BEGIN

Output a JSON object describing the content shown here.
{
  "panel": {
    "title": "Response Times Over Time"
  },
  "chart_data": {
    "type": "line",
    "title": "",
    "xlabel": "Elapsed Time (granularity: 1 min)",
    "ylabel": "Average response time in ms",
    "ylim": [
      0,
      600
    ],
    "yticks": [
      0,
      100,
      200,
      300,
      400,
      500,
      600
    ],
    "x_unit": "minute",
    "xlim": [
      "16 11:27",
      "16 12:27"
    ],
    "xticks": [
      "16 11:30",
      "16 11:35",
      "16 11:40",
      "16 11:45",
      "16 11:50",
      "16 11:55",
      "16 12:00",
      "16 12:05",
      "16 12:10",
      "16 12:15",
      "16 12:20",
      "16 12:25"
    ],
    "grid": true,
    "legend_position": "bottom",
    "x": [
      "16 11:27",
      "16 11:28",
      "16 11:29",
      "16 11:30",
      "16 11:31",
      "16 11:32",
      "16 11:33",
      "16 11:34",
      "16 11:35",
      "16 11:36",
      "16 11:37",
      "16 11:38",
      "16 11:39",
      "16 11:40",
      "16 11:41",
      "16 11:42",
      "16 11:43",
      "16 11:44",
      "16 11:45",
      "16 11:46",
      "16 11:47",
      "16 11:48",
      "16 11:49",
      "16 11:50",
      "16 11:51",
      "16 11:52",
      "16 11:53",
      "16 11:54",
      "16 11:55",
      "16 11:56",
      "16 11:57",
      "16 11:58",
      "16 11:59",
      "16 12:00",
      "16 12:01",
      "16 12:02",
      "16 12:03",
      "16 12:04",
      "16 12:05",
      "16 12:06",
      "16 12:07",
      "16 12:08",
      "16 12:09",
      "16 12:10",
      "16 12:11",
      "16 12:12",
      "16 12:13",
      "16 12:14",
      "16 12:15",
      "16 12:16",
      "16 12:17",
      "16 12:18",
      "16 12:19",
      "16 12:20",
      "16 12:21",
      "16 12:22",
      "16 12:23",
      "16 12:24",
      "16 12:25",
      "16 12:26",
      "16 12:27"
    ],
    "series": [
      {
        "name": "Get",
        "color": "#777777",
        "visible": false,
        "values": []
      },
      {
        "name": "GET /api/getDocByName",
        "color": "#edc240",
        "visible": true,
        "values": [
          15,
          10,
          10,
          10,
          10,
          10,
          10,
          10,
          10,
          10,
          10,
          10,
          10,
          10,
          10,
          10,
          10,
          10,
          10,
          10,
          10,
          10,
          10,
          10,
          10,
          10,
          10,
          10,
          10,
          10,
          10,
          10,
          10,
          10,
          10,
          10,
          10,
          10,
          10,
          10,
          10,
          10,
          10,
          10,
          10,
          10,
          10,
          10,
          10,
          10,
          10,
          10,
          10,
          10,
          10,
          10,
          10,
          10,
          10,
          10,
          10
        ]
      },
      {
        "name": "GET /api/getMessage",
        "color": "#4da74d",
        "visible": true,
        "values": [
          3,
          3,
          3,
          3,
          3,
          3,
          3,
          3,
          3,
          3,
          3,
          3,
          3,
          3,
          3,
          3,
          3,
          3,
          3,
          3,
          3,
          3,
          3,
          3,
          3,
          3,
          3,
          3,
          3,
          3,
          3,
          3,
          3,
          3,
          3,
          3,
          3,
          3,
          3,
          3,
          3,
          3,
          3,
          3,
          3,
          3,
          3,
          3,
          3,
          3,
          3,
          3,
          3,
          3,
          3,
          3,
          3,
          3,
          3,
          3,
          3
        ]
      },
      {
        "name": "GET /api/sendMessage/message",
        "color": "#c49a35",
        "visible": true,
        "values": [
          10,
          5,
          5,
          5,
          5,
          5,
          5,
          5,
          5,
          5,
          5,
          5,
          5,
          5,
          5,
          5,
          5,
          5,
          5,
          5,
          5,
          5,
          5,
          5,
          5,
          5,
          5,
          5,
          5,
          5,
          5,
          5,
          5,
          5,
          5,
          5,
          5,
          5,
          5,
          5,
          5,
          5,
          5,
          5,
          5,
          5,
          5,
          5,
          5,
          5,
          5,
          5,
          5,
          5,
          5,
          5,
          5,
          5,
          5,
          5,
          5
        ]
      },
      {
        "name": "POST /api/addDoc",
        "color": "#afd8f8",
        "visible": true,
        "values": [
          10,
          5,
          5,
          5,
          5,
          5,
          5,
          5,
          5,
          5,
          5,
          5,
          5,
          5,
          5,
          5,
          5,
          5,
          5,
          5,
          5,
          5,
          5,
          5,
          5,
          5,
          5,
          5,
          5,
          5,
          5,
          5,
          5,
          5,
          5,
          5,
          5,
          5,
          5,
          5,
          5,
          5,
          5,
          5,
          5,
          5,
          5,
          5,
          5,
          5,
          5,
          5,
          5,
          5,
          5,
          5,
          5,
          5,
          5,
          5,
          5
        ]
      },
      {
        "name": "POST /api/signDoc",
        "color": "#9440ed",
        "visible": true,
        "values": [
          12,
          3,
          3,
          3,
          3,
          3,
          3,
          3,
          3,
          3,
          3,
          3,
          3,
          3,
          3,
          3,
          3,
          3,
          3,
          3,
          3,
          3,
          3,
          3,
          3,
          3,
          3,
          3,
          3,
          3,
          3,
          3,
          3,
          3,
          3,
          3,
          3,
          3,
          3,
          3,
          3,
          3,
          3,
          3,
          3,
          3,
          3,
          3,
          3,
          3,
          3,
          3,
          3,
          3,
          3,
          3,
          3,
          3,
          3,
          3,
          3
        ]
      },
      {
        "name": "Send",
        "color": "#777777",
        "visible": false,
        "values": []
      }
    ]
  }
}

END

STATED PROBLEM = Write out every line from the records above, word for word.

THE REPLY =
Output a JSON object describing the content shown here.
{
  "panel": {
    "title": "Response Times Over Time"
  },
  "chart_data": {
    "type": "line",
    "title": "",
    "xlabel": "Elapsed Time (granularity: 1 min)",
    "ylabel": "Average response time in ms",
    "ylim": [
      0,
      600
    ],
    "yticks": [
      0,
      100,
      200,
      300,
      400,
      500,
      600
    ],
    "x_unit": "minute",
    "xlim": [
      "16 11:27",
      "16 12:27"
    ],
    "xticks": [
      "16 11:30",
      "16 11:35",
      "16 11:40",
      "16 11:45",
      "16 11:50",
      "16 11:55",
      "16 12:00",
      "16 12:05",
      "16 12:10",
      "16 12:15",
      "16 12:20",
      "16 12:25"
    ],
    "grid": true,
    "legend_position": "bottom",
    "x": [
      "16 11:27",
      "16 11:28",
      "16 11:29",
      "16 11:30",
      "16 11:31",
      "16 11:32",
      "16 11:33",
      "16 11:34",
      "16 11:35",
      "16 11:36",
      "16 11:37",
      "16 11:38",
      "16 11:39",
      "16 11:40",
      "16 11:41",
      "16 11:42",
      "16 11:43",
      "16 11:44",
      "16 11:45",
      "16 11:46",
      "16 11:47",
      "16 11:48",
      "16 11:49",
      "16 11:50",
      "16 11:51",
      "16 11:52",
      "16 11:53",
      "16 11:54",
      "16 11:55",
      "16 11:56",
      "16 11:57",
      "16 11:58",
      "16 11:59",
      "16 12:00",
      "16 12:01",
      "16 12:02",
      "16 12:03",
      "16 12:04",
      "16 12:05",
      "16 12:06",
      "16 12:07",
      "16 12:08",
      "16 12:09",
      "16 12:10",
      "16 12:11",
      "16 12:12",
      "16 12:13",
      "16 12:14",
      "16 12:15",
      "16 12:16",
      "16 12:17",
      "16 12:18",
      "16 12:19",
      "16 12:20",
      "16 12:21",
      "16 12:22",
      "16 12:23",
      "16 12:24",
      "16 12:25",
      "16 12:26",
      "16 12:27"
    ],
    "series": [
      {
        "name": "Get",
        "color": "#777777",
        "visible": false,
        "values": []
      },
      {
        "name": "GET /api/getDocByName",
        "color": "#edc240",
        "visible": true,
        "values": [
          15,
          10,
          10,
          10,
          10,
          10,
          10,
          10,
          10,
          10,
          10,
          10,
          10,
          10,
          10,
          10,
          10,
          10,
          10,
          10,
          10,
          10,
          10,
          10,
          10,
          10,
          10,
          10,
          10,
          10,
          10,
          10,
          10,
          10,
          10,
          10,
          10,
          10,
          10,
          10,
          10,
          10,
          10,
          10,
          10,
          10,
          10,
          10,
          10,
          10,
          10,
          10,
          10,
          10,
          10,
          10,
          10,
          10,
          10,
          10,
          10
        ]
      },
      {
        "name": "GET /api/getMessage",
        "color": "#4da74d",
        "visible": true,
        "values": [
          3,
          3,
          3,
          3,
          3,
          3,
          3,
          3,
          3,
          3,
          3,
          3,
          3,
          3,
          3,
          3,
          3,
          3,
          3,
          3,
          3,
          3,
          3,
          3,
          3,
          3,
          3,
          3,
          3,
          3,
          3,
          3,
          3,
          3,
          3,
          3,
          3,
          3,
          3,
          3,
          3,
          3,
          3,
          3,
          3,
          3,
          3,
          3,
          3,
          3,
          3,
          3,
          3,
          3,
          3,
          3,
          3,
          3,
          3,
          3,
          3
        ]
      },
      {
        "name": "GET /api/sendMessage/message",
        "color": "#c49a35",
        "visible": true,
        "values": [
          10,
          5,
          5,
          5,
          5,
          5,
          5,
          5,
          5,
          5,
          5,
          5,
          5,
          5,
          5,
          5,
          5,
          5,
          5,
          5,
          5,
          5,
          5,
          5,
          5,
          5,
          5,
          5,
          5,
          5,
          5,
          5,
          5,
          5,
          5,
          5,
          5,
          5,
          5,
          5,
          5,
          5,
          5,
          5,
          5,
          5,
          5,
          5,
          5,
          5,
          5,
          5,
          5,
          5,
          5,
          5,
          5,
          5,
          5,
          5,
          5
        ]
      },
      {
        "name": "POST /api/addDoc",
        "color": "#afd8f8",
        "visible": true,
        "values": [
          10,
          5,
          5,
          5,
          5,
          5,
          5,
          5,
          5,
          5,
          5,
          5,
          5,
          5,
          5,
          5,
          5,
          5,
          5,
          5,
          5,
          5,
          5,
          5,
          5,
          5,
          5,
          5,
          5,
          5,
          5,
          5,
          5,
          5,
          5,
          5,
          5,
          5,
          5,
          5,
          5,
          5,
          5,
          5,
          5,
          5,
          5,
          5,
          5,
          5,
          5,
          5,
          5,
          5,
          5,
          5,
          5,
          5,
          5,
          5,
          5
        ]
      },
      {
        "name": "POST /api/signDoc",
        "color": "#9440ed",
        "visible": true,
        "values": [
          12,
          3,
          3,
          3,
          3,
          3,
          3,
          3,
          3,
          3,
          3,
          3,
          3,
          3,
          3,
          3,
          3,
          3,
          3,
          3,
          3,
          3,
          3,
          3,
          3,
          3,
          3,
          3,
          3,
          3,
          3,
          3,
          3,
          3,
          3,
          3,
          3,
          3,
          3,
          3,
          3,
          3,
          3,
          3,
          3,
          3,
          3,
          3,
          3,
          3,
          3,
          3,
          3,
          3,
          3,
          3,
          3,
          3,
          3,
          3,
          3
        ]
      },
      {
        "name": "Send",
        "color": "#777777",
        "visible": false,
        "values": []
      }
    ]
  }
}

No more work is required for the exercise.